## [Task statement]
What do the lines say from the one containing "Convert this document image to plain text." to the end of the records? Restate them word for word, and only those.

## [Provided data]
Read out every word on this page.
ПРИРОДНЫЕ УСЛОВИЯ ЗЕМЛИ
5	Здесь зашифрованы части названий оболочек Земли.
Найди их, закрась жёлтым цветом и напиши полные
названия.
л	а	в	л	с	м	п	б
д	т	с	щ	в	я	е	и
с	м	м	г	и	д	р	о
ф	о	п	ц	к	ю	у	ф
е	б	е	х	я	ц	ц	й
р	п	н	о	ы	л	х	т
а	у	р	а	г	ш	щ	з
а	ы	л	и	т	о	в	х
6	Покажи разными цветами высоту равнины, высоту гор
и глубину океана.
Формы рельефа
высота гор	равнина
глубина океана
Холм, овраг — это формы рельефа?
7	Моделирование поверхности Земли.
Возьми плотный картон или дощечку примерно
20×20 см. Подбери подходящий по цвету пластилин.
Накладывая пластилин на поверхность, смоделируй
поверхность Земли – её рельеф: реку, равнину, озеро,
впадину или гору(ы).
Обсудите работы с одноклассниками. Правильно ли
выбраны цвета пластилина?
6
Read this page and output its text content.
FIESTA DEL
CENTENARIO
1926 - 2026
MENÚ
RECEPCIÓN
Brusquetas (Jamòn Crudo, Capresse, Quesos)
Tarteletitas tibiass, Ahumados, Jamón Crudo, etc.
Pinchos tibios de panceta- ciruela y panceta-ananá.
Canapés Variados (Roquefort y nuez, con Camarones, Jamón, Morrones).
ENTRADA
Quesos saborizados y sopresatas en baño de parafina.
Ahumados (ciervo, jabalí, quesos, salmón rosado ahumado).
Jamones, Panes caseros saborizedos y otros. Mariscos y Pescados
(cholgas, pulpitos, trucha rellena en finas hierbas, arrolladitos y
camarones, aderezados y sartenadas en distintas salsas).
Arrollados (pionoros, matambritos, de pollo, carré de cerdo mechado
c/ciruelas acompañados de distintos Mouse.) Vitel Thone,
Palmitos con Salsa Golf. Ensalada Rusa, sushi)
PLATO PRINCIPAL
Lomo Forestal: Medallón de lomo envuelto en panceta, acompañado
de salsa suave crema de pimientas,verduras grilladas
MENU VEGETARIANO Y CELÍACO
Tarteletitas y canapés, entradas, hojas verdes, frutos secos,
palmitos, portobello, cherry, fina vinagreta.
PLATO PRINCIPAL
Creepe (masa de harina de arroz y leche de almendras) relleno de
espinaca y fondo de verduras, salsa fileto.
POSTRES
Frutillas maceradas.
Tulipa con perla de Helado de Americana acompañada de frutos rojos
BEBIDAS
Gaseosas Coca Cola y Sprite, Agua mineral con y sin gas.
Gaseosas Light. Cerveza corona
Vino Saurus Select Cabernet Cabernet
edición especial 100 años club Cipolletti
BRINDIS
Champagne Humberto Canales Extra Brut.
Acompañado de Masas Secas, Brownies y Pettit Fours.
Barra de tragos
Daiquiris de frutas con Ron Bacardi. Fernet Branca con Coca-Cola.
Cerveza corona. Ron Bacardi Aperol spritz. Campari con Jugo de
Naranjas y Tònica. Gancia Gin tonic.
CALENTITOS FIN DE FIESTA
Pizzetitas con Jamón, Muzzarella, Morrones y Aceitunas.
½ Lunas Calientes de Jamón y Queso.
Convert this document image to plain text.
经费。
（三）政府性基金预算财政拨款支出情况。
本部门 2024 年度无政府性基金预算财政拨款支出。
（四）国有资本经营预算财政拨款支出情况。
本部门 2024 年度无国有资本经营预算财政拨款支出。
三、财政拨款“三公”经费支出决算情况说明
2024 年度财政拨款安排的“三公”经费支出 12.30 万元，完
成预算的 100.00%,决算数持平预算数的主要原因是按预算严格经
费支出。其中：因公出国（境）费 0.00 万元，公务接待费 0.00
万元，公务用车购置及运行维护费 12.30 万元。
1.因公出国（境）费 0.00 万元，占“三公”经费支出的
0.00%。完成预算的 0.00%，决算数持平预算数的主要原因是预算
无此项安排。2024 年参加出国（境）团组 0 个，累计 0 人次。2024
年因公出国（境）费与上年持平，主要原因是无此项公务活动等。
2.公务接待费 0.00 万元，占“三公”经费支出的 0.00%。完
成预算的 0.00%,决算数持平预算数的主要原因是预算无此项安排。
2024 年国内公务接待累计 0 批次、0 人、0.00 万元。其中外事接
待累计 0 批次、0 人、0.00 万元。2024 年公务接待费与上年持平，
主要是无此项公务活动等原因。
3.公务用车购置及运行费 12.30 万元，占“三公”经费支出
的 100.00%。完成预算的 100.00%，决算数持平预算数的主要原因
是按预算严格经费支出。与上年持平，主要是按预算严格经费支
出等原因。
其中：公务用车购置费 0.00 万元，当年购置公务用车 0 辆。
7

## [The answer]
Convert this document image to plain text.
经费。
（三）政府性基金预算财政拨款支出情况。
本部门 2024 年度无政府性基金预算财政拨款支出。
（四）国有资本经营预算财政拨款支出情况。
本部门 2024 年度无国有资本经营预算财政拨款支出。
三、财政拨款“三公”经费支出决算情况说明
2024 年度财政拨款安排的“三公”经费支出 12.30 万元，完
成预算的 100.00%,决算数持平预算数的主要原因是按预算严格经
费支出。其中：因公出国（境）费 0.00 万元，公务接待费 0.00
万元，公务用车购置及运行维护费 12.30 万元。
1.因公出国（境）费 0.00 万元，占“三公”经费支出的
0.00%。完成预算的 0.00%，决算数持平预算数的主要原因是预算
无此项安排。2024 年参加出国（境）团组 0 个，累计 0 人次。2024
年因公出国（境）费与上年持平，主要原因是无此项公务活动等。
2.公务接待费 0.00 万元，占“三公”经费支出的 0.00%。完
成预算的 0.00%,决算数持平预算数的主要原因是预算无此项安排。
2024 年国内公务接待累计 0 批次、0 人、0.00 万元。其中外事接
待累计 0 批次、0 人、0.00 万元。2024 年公务接待费与上年持平，
主要是无此项公务活动等原因。
3.公务用车购置及运行费 12.30 万元，占“三公”经费支出
的 100.00%。完成预算的 100.00%，决算数持平预算数的主要原因
是按预算严格经费支出。与上年持平，主要是按预算严格经费支
出等原因。
其中：公务用车购置费 0.00 万元，当年购置公务用车 0 辆。
7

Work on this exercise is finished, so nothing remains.